[Figure contents as structured data]
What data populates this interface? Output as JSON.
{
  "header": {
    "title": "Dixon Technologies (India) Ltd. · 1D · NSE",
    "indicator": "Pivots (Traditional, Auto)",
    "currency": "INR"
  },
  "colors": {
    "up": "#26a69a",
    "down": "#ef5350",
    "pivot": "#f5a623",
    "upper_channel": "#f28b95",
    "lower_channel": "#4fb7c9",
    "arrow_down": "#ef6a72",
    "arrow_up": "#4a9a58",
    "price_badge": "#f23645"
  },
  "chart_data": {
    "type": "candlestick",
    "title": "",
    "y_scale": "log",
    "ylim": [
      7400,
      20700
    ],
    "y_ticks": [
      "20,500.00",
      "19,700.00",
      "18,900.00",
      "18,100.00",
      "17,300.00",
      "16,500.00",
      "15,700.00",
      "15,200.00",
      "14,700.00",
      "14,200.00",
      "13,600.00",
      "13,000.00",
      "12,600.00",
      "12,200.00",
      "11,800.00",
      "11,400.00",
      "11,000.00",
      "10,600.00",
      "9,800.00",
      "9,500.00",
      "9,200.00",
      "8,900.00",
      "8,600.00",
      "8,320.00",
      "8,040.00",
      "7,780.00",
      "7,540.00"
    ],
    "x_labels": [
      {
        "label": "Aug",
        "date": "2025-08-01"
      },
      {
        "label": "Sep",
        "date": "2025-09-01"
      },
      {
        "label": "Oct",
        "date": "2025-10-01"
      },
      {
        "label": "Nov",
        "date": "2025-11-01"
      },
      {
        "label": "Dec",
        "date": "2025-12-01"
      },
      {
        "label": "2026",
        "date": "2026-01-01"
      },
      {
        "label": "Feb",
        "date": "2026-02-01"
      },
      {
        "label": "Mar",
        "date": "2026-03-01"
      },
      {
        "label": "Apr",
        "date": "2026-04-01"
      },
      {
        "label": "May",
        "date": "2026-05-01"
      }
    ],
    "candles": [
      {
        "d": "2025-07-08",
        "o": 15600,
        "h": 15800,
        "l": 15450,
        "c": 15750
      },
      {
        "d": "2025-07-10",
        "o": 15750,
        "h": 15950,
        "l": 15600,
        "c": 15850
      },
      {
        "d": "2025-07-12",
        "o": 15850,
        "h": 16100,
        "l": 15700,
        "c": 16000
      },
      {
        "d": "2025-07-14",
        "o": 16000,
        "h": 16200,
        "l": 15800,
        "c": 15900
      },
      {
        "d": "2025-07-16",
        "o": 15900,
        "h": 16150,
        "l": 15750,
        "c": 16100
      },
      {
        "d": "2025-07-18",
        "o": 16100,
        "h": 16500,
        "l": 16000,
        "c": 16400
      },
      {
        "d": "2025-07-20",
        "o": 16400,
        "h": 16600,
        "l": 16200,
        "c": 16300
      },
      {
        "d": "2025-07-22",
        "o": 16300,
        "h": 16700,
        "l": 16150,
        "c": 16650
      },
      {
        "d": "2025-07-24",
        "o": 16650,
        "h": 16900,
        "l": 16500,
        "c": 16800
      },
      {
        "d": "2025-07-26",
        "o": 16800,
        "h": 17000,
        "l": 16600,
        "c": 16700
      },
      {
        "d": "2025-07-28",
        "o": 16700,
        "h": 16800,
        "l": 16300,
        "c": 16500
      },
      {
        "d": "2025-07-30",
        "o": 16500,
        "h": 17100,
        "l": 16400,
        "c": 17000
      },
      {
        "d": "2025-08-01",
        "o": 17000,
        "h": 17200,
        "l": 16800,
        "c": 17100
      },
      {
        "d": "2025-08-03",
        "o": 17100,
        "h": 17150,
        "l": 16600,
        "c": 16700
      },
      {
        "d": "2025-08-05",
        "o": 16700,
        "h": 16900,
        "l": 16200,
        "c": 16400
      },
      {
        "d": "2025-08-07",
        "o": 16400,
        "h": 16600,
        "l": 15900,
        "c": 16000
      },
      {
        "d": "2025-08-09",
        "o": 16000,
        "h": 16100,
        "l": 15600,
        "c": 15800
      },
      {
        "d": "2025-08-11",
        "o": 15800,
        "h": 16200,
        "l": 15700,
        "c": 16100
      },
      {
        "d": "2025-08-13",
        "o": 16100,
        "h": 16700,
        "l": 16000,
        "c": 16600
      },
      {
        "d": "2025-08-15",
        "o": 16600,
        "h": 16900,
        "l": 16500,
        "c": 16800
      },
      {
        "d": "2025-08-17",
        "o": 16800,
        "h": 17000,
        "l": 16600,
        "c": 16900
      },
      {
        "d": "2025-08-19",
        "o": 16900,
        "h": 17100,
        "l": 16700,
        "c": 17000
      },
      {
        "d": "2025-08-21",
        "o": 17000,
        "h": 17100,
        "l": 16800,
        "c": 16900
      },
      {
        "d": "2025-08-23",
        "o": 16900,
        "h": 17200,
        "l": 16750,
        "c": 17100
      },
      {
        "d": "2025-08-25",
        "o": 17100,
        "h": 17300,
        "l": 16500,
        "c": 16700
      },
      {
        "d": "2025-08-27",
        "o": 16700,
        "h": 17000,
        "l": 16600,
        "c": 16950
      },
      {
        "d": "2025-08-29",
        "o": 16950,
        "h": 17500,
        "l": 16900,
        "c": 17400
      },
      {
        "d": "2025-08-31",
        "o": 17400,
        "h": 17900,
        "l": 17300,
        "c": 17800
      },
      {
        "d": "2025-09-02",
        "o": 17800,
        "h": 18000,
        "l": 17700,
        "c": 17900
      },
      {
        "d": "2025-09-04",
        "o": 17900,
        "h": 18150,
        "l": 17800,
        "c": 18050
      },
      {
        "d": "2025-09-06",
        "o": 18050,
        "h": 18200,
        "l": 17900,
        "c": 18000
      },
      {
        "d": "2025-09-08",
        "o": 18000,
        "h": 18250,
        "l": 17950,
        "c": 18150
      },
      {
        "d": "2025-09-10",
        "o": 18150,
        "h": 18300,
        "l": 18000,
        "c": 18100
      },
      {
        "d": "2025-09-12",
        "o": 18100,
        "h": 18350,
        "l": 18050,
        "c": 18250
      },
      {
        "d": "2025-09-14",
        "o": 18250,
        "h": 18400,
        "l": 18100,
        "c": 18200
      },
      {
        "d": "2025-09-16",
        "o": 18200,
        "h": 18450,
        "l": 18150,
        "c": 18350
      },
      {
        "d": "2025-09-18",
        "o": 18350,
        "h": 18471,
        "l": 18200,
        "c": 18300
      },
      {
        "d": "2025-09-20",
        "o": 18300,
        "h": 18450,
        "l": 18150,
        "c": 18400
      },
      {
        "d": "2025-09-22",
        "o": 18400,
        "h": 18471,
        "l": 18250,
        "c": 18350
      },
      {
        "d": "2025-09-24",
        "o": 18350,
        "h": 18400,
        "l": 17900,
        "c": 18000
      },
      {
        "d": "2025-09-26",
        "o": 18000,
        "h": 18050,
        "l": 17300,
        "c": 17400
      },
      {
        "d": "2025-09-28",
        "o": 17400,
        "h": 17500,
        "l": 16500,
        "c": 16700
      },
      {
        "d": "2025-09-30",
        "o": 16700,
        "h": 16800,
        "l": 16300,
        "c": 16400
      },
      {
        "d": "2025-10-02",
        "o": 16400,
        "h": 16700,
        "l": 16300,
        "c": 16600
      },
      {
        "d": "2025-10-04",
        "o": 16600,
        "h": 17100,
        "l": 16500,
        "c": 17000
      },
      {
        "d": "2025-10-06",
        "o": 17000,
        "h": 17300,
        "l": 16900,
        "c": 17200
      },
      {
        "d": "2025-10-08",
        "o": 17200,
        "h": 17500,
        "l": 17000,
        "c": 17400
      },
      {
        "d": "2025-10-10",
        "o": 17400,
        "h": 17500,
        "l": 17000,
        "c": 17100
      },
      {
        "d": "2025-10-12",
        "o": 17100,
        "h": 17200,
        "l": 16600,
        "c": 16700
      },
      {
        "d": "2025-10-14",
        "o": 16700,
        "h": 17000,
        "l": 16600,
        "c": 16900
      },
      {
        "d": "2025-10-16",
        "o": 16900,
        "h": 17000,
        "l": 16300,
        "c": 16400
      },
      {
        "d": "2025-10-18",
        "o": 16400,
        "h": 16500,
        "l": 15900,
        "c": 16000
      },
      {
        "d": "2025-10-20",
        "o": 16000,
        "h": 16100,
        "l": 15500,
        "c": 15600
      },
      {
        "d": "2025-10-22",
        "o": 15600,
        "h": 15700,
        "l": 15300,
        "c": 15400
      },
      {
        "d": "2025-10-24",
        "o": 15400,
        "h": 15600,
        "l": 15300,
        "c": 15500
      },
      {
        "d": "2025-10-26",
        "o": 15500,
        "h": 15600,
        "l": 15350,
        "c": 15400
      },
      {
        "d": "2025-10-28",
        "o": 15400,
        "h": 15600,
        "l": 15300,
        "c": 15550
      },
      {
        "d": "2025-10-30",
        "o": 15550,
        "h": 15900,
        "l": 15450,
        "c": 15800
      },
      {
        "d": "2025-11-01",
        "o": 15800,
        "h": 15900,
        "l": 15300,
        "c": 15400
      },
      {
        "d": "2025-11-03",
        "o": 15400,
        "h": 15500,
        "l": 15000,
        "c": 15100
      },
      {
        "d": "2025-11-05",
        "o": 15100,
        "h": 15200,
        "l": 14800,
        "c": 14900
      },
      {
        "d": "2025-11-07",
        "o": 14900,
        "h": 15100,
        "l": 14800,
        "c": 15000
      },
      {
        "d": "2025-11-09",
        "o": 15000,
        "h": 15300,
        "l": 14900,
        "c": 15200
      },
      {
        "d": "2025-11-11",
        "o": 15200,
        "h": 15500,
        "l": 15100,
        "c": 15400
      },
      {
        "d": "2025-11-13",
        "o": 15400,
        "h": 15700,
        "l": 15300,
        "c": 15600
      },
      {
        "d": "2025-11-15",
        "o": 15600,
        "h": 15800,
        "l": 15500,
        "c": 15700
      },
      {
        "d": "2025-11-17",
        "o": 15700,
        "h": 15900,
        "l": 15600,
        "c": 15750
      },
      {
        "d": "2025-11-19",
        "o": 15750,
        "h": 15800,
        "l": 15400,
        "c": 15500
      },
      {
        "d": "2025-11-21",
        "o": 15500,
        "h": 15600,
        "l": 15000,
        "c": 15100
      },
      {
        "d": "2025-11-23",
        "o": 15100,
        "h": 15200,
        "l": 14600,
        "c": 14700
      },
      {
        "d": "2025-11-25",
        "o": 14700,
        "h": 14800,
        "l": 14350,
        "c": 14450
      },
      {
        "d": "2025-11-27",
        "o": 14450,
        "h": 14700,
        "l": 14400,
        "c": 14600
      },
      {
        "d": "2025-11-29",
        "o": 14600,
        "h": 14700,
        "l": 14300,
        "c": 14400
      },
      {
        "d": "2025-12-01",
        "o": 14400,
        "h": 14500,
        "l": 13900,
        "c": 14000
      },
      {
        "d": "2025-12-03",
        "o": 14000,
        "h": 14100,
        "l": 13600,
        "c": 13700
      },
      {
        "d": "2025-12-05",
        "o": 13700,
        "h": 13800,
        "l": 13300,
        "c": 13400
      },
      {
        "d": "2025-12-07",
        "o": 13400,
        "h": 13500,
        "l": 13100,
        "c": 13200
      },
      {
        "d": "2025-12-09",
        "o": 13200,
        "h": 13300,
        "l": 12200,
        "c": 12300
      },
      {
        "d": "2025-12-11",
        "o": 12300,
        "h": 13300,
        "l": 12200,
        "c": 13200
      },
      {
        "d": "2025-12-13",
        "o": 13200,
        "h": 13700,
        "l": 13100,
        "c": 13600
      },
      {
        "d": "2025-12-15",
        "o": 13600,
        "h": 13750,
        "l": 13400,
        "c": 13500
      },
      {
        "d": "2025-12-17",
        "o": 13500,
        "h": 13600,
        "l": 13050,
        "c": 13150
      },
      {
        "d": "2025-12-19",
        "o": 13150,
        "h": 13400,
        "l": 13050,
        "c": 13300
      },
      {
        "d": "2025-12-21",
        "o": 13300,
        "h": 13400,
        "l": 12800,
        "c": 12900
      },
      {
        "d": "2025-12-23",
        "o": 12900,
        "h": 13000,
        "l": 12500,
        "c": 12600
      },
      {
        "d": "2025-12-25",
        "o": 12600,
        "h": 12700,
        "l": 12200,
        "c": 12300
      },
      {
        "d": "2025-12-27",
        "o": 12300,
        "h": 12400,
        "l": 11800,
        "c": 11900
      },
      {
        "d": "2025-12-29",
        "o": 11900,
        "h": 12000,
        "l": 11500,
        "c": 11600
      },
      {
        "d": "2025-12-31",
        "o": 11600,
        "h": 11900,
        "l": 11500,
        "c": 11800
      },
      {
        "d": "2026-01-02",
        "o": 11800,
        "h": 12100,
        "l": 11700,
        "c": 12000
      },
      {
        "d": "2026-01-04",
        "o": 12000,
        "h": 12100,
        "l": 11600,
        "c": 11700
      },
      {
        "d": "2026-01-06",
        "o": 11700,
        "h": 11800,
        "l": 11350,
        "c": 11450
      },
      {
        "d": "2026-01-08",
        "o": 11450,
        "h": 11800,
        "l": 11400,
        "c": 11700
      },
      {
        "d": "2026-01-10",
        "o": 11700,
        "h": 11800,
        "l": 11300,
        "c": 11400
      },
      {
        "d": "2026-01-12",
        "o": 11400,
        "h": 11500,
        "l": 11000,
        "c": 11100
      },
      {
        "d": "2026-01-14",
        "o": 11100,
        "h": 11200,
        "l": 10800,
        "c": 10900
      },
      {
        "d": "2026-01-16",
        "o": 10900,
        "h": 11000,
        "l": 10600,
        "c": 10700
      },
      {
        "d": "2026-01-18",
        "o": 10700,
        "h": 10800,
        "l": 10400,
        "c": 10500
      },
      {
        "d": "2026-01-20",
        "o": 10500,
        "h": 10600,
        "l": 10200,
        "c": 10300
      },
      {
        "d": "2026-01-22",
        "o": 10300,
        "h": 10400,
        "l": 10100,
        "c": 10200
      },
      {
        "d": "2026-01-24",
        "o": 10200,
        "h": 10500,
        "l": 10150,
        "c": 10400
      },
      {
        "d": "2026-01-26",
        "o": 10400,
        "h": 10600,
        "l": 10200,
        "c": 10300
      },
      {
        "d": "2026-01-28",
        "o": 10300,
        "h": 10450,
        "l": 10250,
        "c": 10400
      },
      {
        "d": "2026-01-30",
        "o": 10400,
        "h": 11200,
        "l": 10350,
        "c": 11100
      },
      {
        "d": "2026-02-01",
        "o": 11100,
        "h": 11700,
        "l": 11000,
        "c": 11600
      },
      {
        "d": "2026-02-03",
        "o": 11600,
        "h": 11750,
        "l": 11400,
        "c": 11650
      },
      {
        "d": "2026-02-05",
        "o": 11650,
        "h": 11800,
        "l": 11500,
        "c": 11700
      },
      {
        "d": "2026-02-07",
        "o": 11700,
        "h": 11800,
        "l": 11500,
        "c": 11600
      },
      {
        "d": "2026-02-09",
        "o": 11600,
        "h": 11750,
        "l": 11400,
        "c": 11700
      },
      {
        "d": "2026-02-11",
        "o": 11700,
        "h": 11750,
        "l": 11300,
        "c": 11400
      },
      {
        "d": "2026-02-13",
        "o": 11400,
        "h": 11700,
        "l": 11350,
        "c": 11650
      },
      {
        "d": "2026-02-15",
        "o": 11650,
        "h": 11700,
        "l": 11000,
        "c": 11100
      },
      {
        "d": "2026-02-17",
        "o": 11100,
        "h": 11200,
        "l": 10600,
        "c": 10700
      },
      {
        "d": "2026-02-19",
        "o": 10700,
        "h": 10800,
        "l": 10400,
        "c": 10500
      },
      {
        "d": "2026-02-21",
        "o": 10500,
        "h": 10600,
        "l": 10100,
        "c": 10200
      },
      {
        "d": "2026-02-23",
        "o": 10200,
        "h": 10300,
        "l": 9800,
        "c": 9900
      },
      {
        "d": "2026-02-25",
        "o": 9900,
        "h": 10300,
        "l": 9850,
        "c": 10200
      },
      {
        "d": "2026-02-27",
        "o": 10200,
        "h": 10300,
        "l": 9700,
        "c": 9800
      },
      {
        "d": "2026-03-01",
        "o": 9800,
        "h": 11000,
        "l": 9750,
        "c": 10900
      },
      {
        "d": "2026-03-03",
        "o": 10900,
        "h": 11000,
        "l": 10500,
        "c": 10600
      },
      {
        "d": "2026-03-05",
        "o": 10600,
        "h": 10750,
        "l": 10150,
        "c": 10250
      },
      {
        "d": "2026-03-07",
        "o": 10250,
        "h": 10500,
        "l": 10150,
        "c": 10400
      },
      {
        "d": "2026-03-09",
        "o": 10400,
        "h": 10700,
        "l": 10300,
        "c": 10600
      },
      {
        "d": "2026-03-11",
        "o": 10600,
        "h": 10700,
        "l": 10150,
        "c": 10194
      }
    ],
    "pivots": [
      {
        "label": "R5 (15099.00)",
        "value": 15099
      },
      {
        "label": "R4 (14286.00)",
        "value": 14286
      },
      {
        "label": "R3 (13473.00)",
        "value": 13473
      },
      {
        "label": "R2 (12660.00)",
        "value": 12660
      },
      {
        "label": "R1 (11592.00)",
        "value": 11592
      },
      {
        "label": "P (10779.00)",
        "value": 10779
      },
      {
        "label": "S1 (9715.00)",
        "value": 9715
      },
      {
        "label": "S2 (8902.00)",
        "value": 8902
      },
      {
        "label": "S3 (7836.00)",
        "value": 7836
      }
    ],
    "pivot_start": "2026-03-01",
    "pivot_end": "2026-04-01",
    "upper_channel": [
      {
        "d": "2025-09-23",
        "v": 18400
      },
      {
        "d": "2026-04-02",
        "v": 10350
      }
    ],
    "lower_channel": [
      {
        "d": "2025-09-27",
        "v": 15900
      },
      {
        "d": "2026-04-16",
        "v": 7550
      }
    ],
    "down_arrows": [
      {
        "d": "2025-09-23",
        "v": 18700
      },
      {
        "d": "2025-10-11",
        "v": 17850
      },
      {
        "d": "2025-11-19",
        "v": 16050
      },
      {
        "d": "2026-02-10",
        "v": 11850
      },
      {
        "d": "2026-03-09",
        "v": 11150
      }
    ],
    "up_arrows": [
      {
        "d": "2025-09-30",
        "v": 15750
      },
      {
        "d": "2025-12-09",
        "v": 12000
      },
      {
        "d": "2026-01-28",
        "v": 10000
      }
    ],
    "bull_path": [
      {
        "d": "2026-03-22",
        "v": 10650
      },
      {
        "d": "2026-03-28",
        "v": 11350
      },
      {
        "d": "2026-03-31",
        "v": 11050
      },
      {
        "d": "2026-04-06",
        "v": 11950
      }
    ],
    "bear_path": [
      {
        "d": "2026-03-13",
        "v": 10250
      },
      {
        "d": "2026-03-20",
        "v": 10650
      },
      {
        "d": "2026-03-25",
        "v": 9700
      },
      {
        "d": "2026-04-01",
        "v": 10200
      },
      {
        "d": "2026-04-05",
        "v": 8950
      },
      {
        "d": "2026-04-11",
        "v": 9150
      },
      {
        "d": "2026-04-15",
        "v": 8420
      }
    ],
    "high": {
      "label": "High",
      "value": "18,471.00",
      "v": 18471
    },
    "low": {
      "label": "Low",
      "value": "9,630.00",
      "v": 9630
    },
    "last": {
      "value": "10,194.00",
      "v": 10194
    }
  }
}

• **Short exercise**
Locate each line with the word "title" and copy it.

• **Output of the task**
    "title": "Dixon Technologies (India) Ltd. · 1D · NSE",
    "title": "",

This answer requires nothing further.